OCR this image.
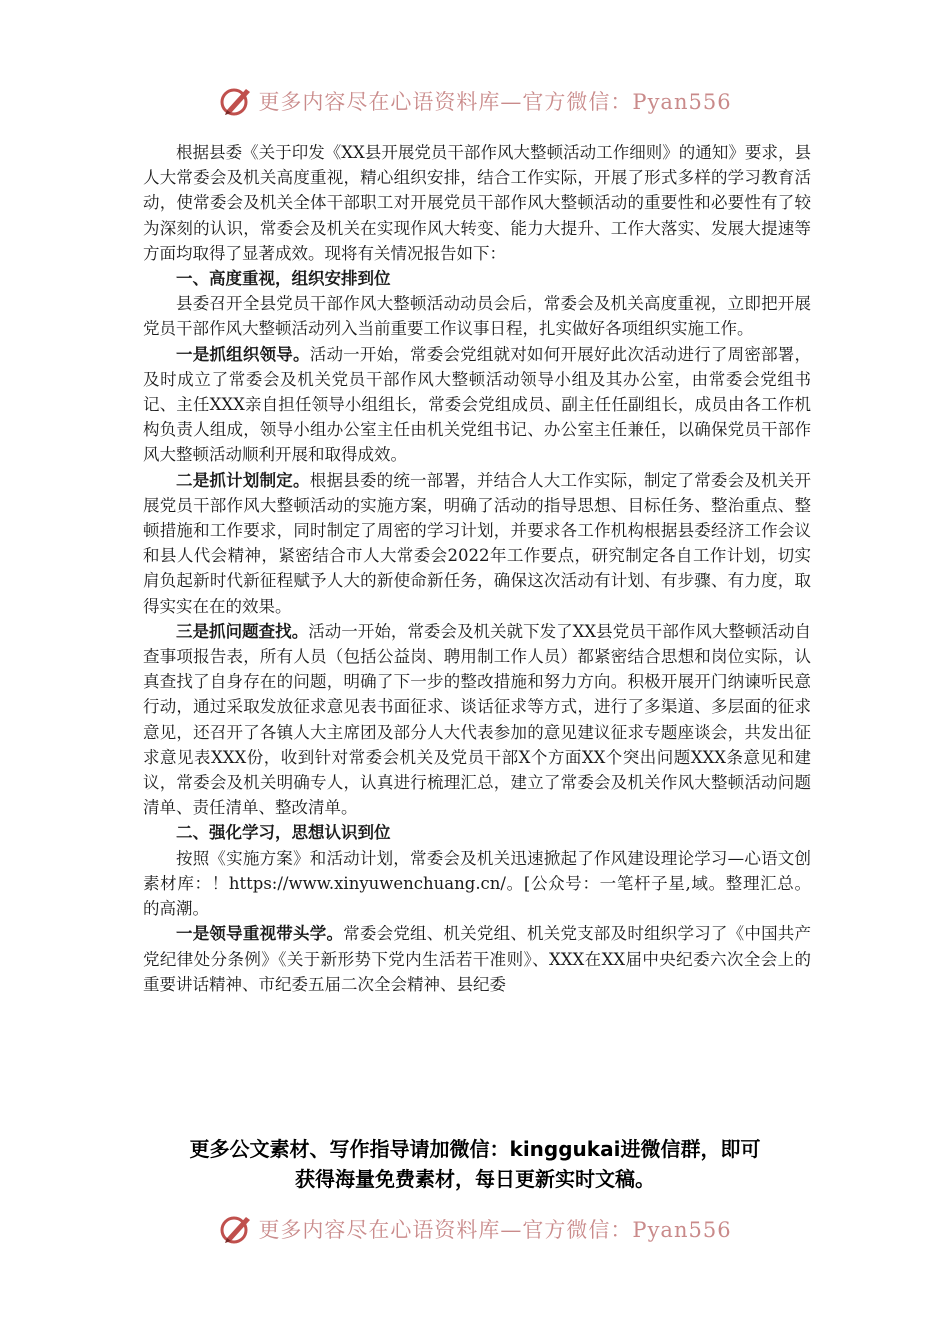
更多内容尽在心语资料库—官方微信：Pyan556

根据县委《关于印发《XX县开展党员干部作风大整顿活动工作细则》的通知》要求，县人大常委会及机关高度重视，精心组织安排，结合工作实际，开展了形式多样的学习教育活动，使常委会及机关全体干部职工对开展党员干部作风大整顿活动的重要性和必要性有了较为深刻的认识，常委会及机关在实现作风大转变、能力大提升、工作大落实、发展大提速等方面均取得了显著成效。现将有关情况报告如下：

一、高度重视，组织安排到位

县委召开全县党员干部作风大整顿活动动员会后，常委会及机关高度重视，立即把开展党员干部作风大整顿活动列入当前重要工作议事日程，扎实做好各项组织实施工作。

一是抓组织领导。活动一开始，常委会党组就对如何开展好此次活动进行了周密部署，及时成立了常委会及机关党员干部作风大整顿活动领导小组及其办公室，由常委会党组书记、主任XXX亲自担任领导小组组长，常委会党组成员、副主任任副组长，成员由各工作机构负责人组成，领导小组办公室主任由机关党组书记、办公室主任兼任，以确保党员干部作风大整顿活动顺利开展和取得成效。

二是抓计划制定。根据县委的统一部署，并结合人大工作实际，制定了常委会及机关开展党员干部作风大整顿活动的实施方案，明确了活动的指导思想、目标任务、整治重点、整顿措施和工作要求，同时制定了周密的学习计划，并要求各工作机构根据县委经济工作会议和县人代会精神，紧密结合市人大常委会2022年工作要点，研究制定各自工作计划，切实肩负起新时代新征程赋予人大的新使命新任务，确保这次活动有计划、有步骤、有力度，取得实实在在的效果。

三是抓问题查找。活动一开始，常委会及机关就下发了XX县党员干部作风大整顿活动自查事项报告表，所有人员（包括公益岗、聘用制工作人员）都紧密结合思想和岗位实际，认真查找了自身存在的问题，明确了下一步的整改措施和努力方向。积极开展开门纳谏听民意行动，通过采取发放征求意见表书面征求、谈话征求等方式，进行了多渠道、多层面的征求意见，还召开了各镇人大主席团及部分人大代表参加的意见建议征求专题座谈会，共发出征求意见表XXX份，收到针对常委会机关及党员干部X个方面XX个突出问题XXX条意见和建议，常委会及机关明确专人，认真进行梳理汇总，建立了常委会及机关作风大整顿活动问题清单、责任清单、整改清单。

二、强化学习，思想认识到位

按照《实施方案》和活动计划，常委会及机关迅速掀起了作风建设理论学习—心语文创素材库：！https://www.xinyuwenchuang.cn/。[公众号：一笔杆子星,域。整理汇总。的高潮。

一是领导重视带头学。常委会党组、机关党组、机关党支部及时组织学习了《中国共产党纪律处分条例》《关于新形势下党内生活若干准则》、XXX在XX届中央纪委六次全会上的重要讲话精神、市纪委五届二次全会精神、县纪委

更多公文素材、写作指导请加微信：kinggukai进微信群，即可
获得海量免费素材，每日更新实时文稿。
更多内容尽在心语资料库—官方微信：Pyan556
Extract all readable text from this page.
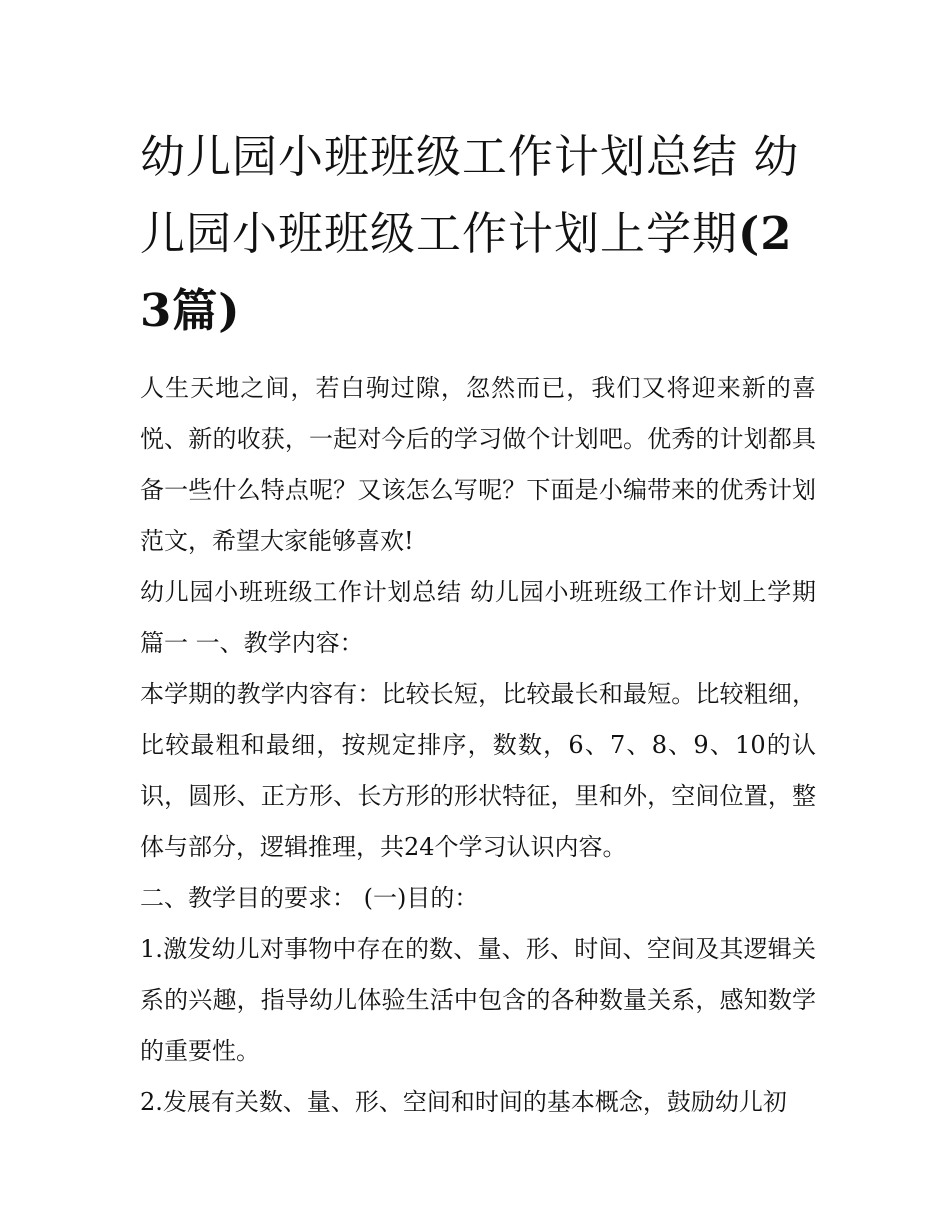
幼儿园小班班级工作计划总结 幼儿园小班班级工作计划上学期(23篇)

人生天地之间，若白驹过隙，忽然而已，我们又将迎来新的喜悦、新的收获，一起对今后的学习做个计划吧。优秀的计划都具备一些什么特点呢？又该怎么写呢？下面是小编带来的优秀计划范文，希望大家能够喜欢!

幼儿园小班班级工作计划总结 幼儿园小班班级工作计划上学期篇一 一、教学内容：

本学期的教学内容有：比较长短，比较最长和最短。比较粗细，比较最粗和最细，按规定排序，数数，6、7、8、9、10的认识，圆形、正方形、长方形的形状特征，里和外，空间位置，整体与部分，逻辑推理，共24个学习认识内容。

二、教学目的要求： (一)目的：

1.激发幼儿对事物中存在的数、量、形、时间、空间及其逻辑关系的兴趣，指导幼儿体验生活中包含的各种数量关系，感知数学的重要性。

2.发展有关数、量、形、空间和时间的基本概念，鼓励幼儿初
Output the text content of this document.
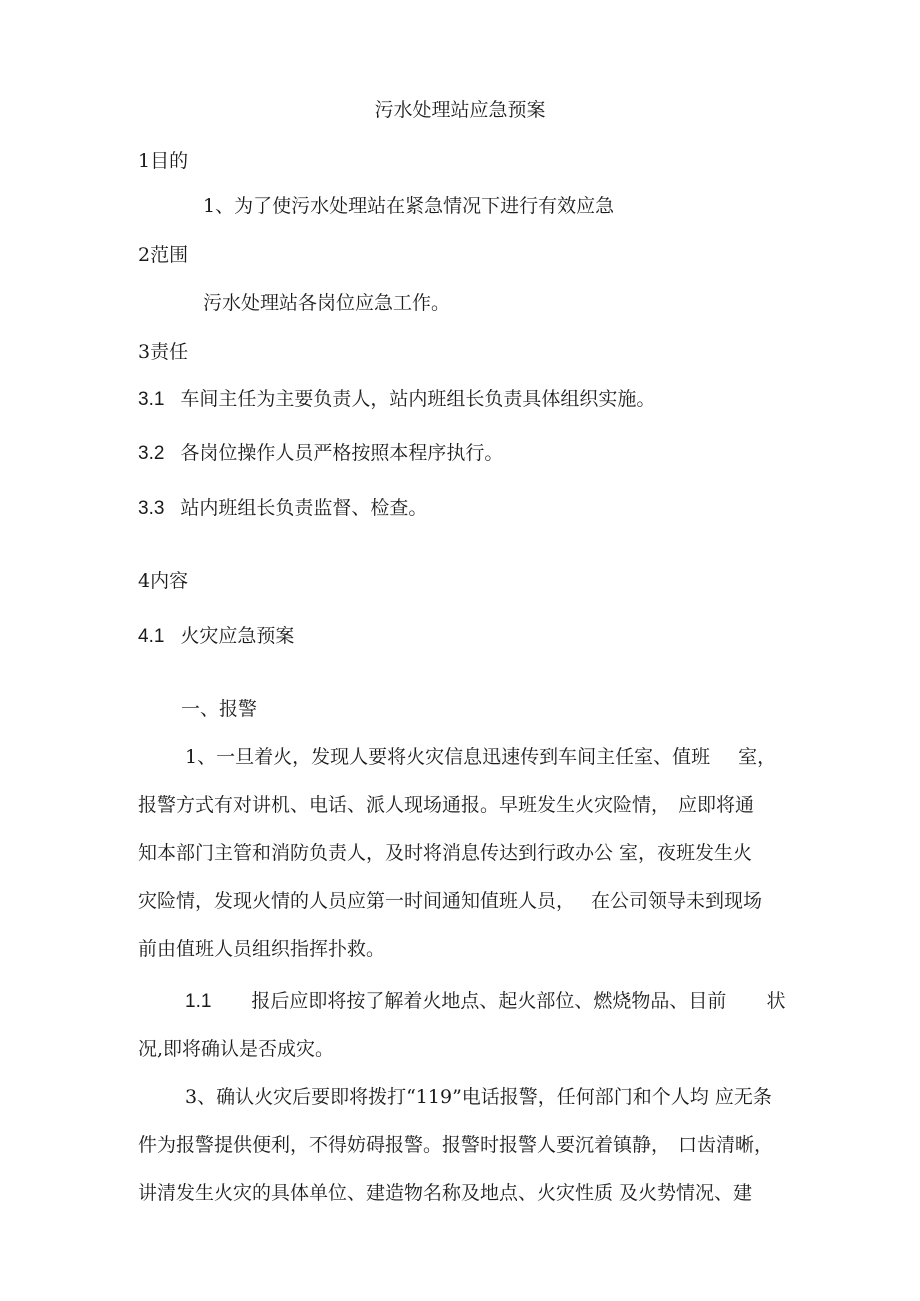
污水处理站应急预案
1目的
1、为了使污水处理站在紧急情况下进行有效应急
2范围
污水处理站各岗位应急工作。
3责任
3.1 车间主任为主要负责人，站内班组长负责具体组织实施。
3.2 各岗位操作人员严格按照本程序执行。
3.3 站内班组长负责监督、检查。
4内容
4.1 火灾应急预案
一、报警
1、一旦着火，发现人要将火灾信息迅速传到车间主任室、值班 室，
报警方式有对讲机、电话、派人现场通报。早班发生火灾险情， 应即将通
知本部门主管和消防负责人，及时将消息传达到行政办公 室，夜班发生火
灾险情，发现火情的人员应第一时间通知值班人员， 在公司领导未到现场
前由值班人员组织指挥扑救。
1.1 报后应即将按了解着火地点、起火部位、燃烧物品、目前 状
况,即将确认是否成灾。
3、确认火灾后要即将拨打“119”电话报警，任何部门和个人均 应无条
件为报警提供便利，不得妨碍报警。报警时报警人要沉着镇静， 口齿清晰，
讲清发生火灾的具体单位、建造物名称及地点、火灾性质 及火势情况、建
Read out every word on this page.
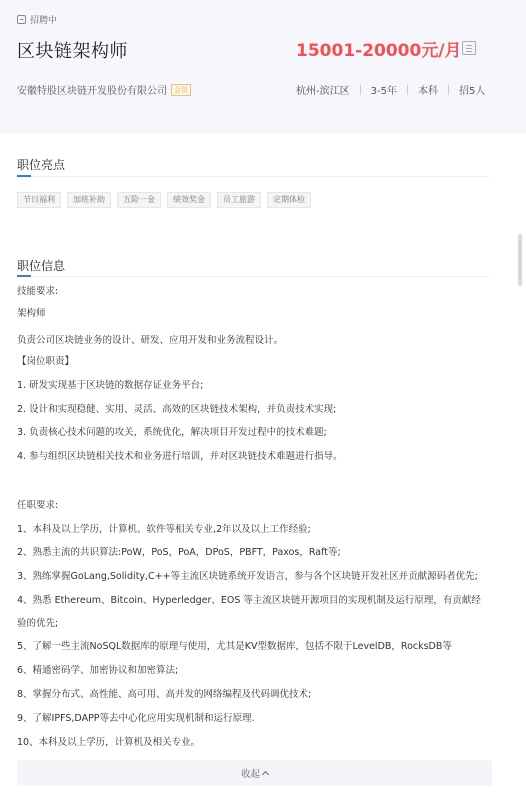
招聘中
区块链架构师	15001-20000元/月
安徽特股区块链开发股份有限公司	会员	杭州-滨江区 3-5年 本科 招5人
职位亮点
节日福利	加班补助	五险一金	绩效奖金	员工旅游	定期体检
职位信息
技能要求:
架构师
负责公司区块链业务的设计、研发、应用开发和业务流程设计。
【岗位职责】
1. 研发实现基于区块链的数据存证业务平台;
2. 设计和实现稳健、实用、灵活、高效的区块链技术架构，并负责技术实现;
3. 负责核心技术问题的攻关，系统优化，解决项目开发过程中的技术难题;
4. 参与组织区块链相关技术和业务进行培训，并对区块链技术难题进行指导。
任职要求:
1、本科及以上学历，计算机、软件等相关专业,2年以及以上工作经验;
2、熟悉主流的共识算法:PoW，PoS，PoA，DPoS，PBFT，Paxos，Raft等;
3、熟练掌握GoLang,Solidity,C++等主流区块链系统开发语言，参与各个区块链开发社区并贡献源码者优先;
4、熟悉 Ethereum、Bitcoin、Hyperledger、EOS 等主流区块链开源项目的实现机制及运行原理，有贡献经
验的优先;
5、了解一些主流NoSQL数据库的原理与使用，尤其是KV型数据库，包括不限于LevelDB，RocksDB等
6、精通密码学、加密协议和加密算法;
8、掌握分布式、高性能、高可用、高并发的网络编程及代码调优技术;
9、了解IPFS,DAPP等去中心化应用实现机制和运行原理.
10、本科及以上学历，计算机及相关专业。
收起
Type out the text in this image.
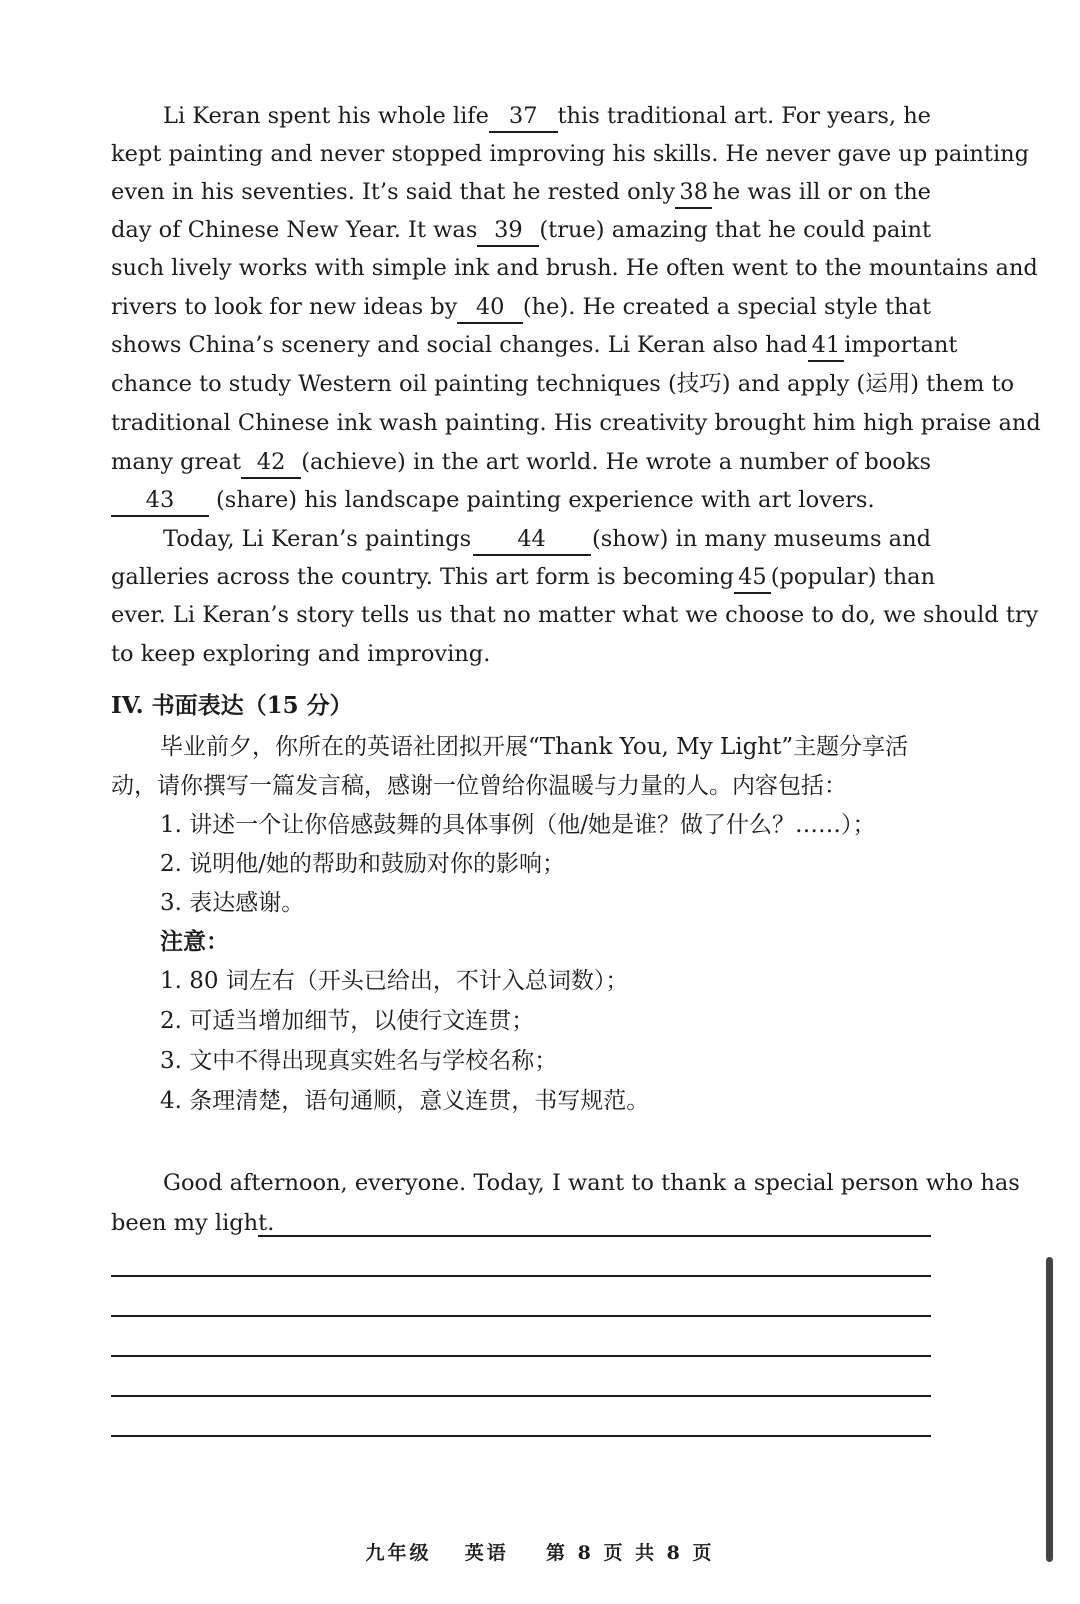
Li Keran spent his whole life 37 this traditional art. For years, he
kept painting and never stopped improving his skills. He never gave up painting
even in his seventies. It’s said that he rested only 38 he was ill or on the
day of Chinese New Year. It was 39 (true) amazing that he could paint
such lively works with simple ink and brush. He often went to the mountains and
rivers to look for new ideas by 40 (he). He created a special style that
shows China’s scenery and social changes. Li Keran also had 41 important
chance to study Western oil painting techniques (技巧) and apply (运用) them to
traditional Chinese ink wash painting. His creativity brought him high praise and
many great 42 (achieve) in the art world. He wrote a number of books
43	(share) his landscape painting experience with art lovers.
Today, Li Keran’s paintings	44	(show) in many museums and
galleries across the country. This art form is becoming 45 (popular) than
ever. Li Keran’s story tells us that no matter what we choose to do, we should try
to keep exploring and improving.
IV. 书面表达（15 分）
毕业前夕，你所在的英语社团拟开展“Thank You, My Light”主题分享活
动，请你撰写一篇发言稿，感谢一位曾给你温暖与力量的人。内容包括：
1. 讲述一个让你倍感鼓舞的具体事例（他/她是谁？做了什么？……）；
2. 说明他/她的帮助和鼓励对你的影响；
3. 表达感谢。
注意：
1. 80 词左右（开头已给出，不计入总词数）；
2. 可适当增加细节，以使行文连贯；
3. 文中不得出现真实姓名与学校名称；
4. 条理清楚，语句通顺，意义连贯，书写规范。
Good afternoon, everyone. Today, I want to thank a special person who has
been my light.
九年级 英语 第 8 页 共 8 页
════════
Each line with the string "活动一开始" in it needs to be found and copied.

Full solution:
一是抓组织领导。活动一开始，常委会党组就对如何开展好此次活动进行了周密部署，及时成立了常委会及机关党员干部作风大整顿活动领导小组及其办公室，由常委会党组书记、主任XXX亲自担任领导小组组长，常委会党组成员、副主任任副组长，成员由各工作机构负责人组成，领导小组办公室主任由机关党组书记、办公室主任兼任，以确保党员干部作风大整顿活动顺利开展和取得成效。
三是抓问题查找。活动一开始，常委会及机关就下发了XX县党员干部作风大整顿活动自查事项报告表，所有人员（包括公益岗、聘用制工作人员）都紧密结合思想和岗位实际，认真查找了自身存在的问题，明确了下一步的整改措施和努力方向。积极开展开门纳谏听民意行动，通过采取发放征求意见表书面征求、谈话征求等方式，进行了多渠道、多层面的征求意见，还召开了各镇人大主席团及部分人大代表参加的意见建议征求专题座谈会，共发出征求意见表XXX份，收到针对常委会机关及党员干部X个方面XX个突出问题XXX条意见和建议，常委会及机关明确专人，认真进行梳理汇总，建立了常委会及机关作风大整顿活动问题清单、责任清单、整改清单。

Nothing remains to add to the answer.